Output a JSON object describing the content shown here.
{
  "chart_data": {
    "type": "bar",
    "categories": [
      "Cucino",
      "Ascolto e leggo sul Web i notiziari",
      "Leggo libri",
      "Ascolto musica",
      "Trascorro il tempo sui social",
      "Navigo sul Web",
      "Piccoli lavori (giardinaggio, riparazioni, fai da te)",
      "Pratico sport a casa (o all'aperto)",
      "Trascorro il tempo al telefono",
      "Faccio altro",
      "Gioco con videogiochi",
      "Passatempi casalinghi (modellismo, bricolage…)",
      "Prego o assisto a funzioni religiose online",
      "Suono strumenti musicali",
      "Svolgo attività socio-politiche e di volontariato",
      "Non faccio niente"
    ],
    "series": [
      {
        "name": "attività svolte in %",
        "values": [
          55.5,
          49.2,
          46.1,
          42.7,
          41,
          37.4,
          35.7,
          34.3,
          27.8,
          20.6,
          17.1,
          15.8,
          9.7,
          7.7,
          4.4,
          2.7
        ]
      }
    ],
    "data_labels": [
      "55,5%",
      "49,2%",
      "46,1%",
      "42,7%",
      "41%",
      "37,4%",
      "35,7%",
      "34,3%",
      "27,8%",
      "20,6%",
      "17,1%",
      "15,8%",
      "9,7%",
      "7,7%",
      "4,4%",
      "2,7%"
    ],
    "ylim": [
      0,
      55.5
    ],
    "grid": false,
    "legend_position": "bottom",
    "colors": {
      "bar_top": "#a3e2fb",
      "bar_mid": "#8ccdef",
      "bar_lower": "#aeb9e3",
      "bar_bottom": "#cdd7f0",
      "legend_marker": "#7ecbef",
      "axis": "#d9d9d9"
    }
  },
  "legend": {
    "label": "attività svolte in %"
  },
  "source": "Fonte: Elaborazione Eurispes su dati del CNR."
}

- Your objective -
From the records above, extract every entry verbatim.

- Problem solution -
Output a JSON object describing the content shown here.
{
  "chart_data": {
    "type": "bar",
    "categories": [
      "Cucino",
      "Ascolto e leggo sul Web i notiziari",
      "Leggo libri",
      "Ascolto musica",
      "Trascorro il tempo sui social",
      "Navigo sul Web",
      "Piccoli lavori (giardinaggio, riparazioni, fai da te)",
      "Pratico sport a casa (o all'aperto)",
      "Trascorro il tempo al telefono",
      "Faccio altro",
      "Gioco con videogiochi",
      "Passatempi casalinghi (modellismo, bricolage…)",
      "Prego o assisto a funzioni religiose online",
      "Suono strumenti musicali",
      "Svolgo attività socio-politiche e di volontariato",
      "Non faccio niente"
    ],
    "series": [
      {
        "name": "attività svolte in %",
        "values": [
          55.5,
          49.2,
          46.1,
          42.7,
          41,
          37.4,
          35.7,
          34.3,
          27.8,
          20.6,
          17.1,
          15.8,
          9.7,
          7.7,
          4.4,
          2.7
        ]
      }
    ],
    "data_labels": [
      "55,5%",
      "49,2%",
      "46,1%",
      "42,7%",
      "41%",
      "37,4%",
      "35,7%",
      "34,3%",
      "27,8%",
      "20,6%",
      "17,1%",
      "15,8%",
      "9,7%",
      "7,7%",
      "4,4%",
      "2,7%"
    ],
    "ylim": [
      0,
      55.5
    ],
    "grid": false,
    "legend_position": "bottom",
    "colors": {
      "bar_top": "#a3e2fb",
      "bar_mid": "#8ccdef",
      "bar_lower": "#aeb9e3",
      "bar_bottom": "#cdd7f0",
      "legend_marker": "#7ecbef",
      "axis": "#d9d9d9"
    }
  },
  "legend": {
    "label": "attività svolte in %"
  },
  "source": "Fonte: Elaborazione Eurispes su dati del CNR."
}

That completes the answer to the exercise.